**To be done**
Print out each entry below exactly, please.

+ + +

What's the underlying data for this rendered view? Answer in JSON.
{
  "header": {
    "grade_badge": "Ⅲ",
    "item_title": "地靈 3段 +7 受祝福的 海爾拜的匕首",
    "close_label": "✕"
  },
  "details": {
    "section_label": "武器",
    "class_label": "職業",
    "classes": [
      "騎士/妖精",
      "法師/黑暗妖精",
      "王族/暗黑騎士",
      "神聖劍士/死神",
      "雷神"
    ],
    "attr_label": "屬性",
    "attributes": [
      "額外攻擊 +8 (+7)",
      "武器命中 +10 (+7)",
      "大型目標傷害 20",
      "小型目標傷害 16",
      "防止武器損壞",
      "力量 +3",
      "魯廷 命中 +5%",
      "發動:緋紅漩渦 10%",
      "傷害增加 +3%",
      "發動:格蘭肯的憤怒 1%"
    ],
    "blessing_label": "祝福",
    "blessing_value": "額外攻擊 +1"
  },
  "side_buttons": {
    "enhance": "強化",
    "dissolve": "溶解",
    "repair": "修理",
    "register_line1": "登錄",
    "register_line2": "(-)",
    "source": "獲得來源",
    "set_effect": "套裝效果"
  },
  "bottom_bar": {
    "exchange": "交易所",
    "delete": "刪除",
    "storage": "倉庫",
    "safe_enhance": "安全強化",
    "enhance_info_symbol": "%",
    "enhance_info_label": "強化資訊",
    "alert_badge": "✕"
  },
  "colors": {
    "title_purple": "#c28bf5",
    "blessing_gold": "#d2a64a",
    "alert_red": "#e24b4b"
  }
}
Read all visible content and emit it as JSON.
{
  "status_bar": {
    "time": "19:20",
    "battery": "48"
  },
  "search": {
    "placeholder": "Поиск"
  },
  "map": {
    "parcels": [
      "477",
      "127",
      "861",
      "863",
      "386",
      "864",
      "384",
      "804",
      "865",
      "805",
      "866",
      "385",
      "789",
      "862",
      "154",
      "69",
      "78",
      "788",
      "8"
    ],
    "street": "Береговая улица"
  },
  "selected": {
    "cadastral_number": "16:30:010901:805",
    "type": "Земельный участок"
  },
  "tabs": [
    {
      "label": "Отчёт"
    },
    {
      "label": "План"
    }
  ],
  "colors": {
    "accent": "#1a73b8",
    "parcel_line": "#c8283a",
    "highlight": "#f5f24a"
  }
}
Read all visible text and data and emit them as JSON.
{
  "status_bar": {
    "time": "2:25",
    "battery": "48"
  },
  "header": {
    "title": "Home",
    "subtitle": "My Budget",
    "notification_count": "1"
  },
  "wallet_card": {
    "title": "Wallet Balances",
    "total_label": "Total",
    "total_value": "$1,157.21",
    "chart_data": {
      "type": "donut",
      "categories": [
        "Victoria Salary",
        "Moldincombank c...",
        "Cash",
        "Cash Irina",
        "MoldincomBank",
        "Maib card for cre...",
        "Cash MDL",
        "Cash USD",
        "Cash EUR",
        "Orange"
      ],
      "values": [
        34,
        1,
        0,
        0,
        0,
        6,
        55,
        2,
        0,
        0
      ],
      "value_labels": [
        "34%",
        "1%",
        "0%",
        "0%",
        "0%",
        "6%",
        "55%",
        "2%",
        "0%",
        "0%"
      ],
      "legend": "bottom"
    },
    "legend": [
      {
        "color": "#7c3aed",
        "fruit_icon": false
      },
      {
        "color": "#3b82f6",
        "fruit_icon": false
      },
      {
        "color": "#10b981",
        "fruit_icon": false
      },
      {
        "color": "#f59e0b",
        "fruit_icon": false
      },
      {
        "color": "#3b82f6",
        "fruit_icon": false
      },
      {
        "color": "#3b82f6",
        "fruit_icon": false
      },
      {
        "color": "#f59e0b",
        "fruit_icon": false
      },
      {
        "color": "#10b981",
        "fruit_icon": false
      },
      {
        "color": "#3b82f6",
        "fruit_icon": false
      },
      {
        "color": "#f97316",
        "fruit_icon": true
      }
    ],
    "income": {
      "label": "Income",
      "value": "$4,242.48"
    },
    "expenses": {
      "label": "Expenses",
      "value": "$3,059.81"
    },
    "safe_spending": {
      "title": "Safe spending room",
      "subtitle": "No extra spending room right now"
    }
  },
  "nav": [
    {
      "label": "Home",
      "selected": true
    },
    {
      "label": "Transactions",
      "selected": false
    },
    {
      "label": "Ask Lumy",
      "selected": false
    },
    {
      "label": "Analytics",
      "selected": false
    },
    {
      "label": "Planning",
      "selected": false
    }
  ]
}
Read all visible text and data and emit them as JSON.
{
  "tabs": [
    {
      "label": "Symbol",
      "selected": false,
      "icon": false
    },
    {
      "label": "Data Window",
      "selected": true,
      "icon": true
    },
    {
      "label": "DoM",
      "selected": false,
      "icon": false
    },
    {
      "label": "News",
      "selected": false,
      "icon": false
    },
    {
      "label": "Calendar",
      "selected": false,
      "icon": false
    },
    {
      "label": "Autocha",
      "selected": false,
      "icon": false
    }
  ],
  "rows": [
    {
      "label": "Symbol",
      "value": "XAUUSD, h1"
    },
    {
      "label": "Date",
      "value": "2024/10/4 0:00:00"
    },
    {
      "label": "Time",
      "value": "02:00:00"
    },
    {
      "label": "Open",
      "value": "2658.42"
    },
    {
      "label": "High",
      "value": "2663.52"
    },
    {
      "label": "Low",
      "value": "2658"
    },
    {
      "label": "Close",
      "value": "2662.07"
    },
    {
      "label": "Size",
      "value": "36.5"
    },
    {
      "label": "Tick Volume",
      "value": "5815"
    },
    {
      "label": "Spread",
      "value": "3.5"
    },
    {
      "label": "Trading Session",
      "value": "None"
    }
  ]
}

+ + +

**In response**
What's the underlying data for this rendered view? Answer in JSON.
{
  "header": {
    "grade_badge": "Ⅲ",
    "item_title": "地靈 3段 +7 受祝福的 海爾拜的匕首",
    "close_label": "✕"
  },
  "details": {
    "section_label": "武器",
    "class_label": "職業",
    "classes": [
      "騎士/妖精",
      "法師/黑暗妖精",
      "王族/暗黑騎士",
      "神聖劍士/死神",
      "雷神"
    ],
    "attr_label": "屬性",
    "attributes": [
      "額外攻擊 +8 (+7)",
      "武器命中 +10 (+7)",
      "大型目標傷害 20",
      "小型目標傷害 16",
      "防止武器損壞",
      "力量 +3",
      "魯廷 命中 +5%",
      "發動:緋紅漩渦 10%",
      "傷害增加 +3%",
      "發動:格蘭肯的憤怒 1%"
    ],
    "blessing_label": "祝福",
    "blessing_value": "額外攻擊 +1"
  },
  "side_buttons": {
    "enhance": "強化",
    "dissolve": "溶解",
    "repair": "修理",
    "register_line1": "登錄",
    "register_line2": "(-)",
    "source": "獲得來源",
    "set_effect": "套裝效果"
  },
  "bottom_bar": {
    "exchange": "交易所",
    "delete": "刪除",
    "storage": "倉庫",
    "safe_enhance": "安全強化",
    "enhance_info_symbol": "%",
    "enhance_info_label": "強化資訊",
    "alert_badge": "✕"
  },
  "colors": {
    "title_purple": "#c28bf5",
    "blessing_gold": "#d2a64a",
    "alert_red": "#e24b4b"
  }
}
Read all visible content and emit it as JSON.
{
  "status_bar": {
    "time": "19:20",
    "battery": "48"
  },
  "search": {
    "placeholder": "Поиск"
  },
  "map": {
    "parcels": [
      "477",
      "127",
      "861",
      "863",
      "386",
      "864",
      "384",
      "804",
      "865",
      "805",
      "866",
      "385",
      "789",
      "862",
      "154",
      "69",
      "78",
      "788",
      "8"
    ],
    "street": "Береговая улица"
  },
  "selected": {
    "cadastral_number": "16:30:010901:805",
    "type": "Земельный участок"
  },
  "tabs": [
    {
      "label": "Отчёт"
    },
    {
      "label": "План"
    }
  ],
  "colors": {
    "accent": "#1a73b8",
    "parcel_line": "#c8283a",
    "highlight": "#f5f24a"
  }
}
Read all visible text and data and emit them as JSON.
{
  "status_bar": {
    "time": "2:25",
    "battery": "48"
  },
  "header": {
    "title": "Home",
    "subtitle": "My Budget",
    "notification_count": "1"
  },
  "wallet_card": {
    "title": "Wallet Balances",
    "total_label": "Total",
    "total_value": "$1,157.21",
    "chart_data": {
      "type": "donut",
      "categories": [
        "Victoria Salary",
        "Moldincombank c...",
        "Cash",
        "Cash Irina",
        "MoldincomBank",
        "Maib card for cre...",
        "Cash MDL",
        "Cash USD",
        "Cash EUR",
        "Orange"
      ],
      "values": [
        34,
        1,
        0,
        0,
        0,
        6,
        55,
        2,
        0,
        0
      ],
      "value_labels": [
        "34%",
        "1%",
        "0%",
        "0%",
        "0%",
        "6%",
        "55%",
        "2%",
        "0%",
        "0%"
      ],
      "legend": "bottom"
    },
    "legend": [
      {
        "color": "#7c3aed",
        "fruit_icon": false
      },
      {
        "color": "#3b82f6",
        "fruit_icon": false
      },
      {
        "color": "#10b981",
        "fruit_icon": false
      },
      {
        "color": "#f59e0b",
        "fruit_icon": false
      },
      {
        "color": "#3b82f6",
        "fruit_icon": false
      },
      {
        "color": "#3b82f6",
        "fruit_icon": false
      },
      {
        "color": "#f59e0b",
        "fruit_icon": false
      },
      {
        "color": "#10b981",
        "fruit_icon": false
      },
      {
        "color": "#3b82f6",
        "fruit_icon": false
      },
      {
        "color": "#f97316",
        "fruit_icon": true
      }
    ],
    "income": {
      "label": "Income",
      "value": "$4,242.48"
    },
    "expenses": {
      "label": "Expenses",
      "value": "$3,059.81"
    },
    "safe_spending": {
      "title": "Safe spending room",
      "subtitle": "No extra spending room right now"
    }
  },
  "nav": [
    {
      "label": "Home",
      "selected": true
    },
    {
      "label": "Transactions",
      "selected": false
    },
    {
      "label": "Ask Lumy",
      "selected": false
    },
    {
      "label": "Analytics",
      "selected": false
    },
    {
      "label": "Planning",
      "selected": false
    }
  ]
}
Read all visible text and data and emit them as JSON.
{
  "tabs": [
    {
      "label": "Symbol",
      "selected": false,
      "icon": false
    },
    {
      "label": "Data Window",
      "selected": true,
      "icon": true
    },
    {
      "label": "DoM",
      "selected": false,
      "icon": false
    },
    {
      "label": "News",
      "selected": false,
      "icon": false
    },
    {
      "label": "Calendar",
      "selected": false,
      "icon": false
    },
    {
      "label": "Autocha",
      "selected": false,
      "icon": false
    }
  ],
  "rows": [
    {
      "label": "Symbol",
      "value": "XAUUSD, h1"
    },
    {
      "label": "Date",
      "value": "2024/10/4 0:00:00"
    },
    {
      "label": "Time",
      "value": "02:00:00"
    },
    {
      "label": "Open",
      "value": "2658.42"
    },
    {
      "label": "High",
      "value": "2663.52"
    },
    {
      "label": "Low",
      "value": "2658"
    },
    {
      "label": "Close",
      "value": "2662.07"
    },
    {
      "label": "Size",
      "value": "36.5"
    },
    {
      "label": "Tick Volume",
      "value": "5815"
    },
    {
      "label": "Spread",
      "value": "3.5"
    },
    {
      "label": "Trading Session",
      "value": "None"
    }
  ]
}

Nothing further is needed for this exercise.